» GIVEN TASK
Omit all pictures. Copy the rest of the material exactly.

----- EXERCISE DATA -----

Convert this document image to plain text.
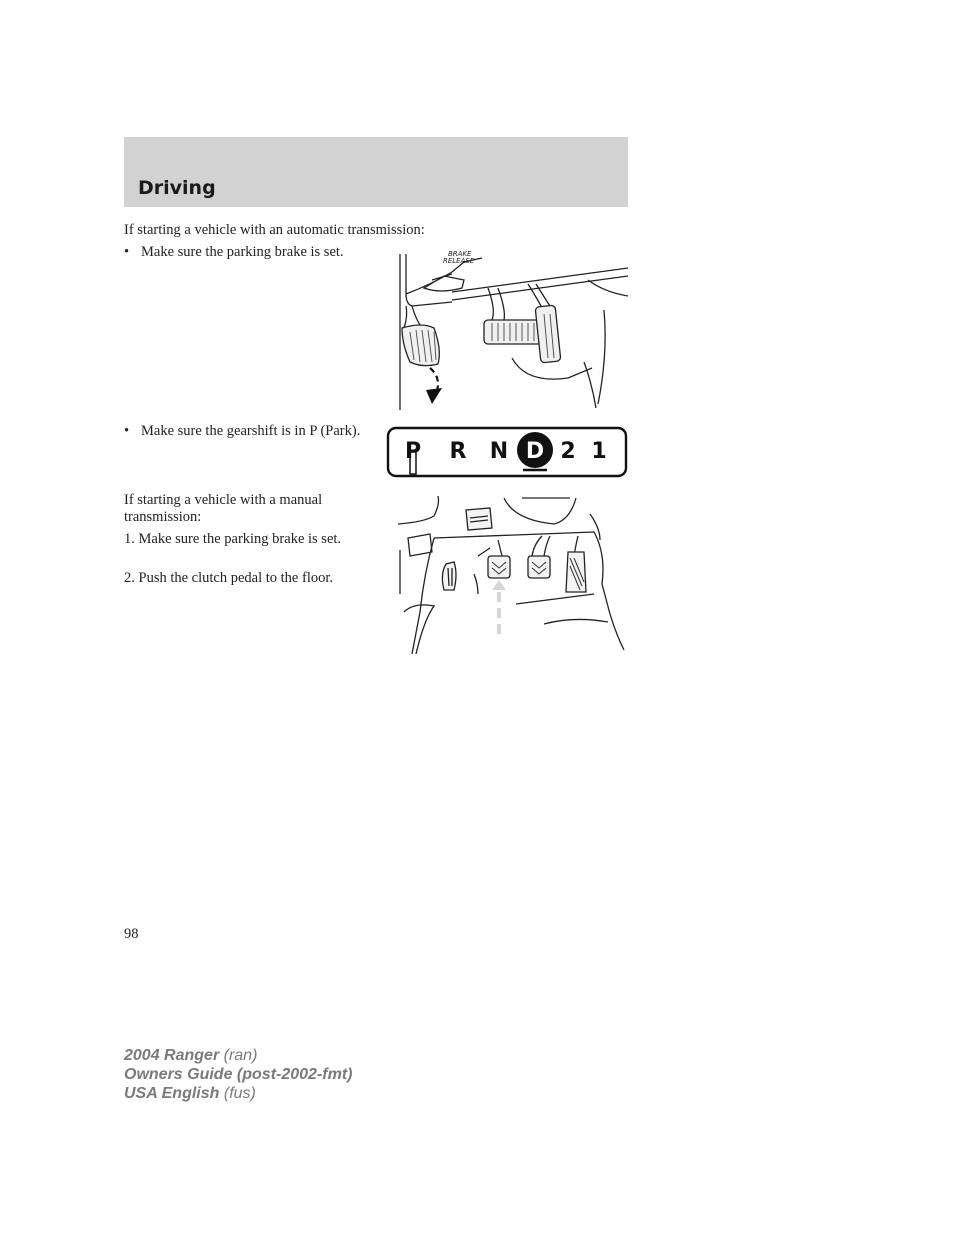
Driving

If starting a vehicle with an automatic transmission:

• Make sure the parking brake is set.
• Make sure the gearshift is in P (Park).

If starting a vehicle with a manual transmission:

1. Make sure the parking brake is set.

2. Push the clutch pedal to the floor.

BRAKE
RELEASE
P R N D 2 1
98
2004 Ranger (ran)
Owners Guide (post-2002-fmt)
USA English (fus)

-----

» REPLY TO THE EXERCISE
Convert this document image to plain text.
Driving

If starting a vehicle with an automatic transmission:

• Make sure the parking brake is set.
• Make sure the gearshift is in P (Park).

If starting a vehicle with a manual transmission:

1. Make sure the parking brake is set.

2. Push the clutch pedal to the floor.

BRAKE
RELEASE
P R N D 2 1
98
2004 Ranger (ran)
Owners Guide (post-2002-fmt)
USA English (fus)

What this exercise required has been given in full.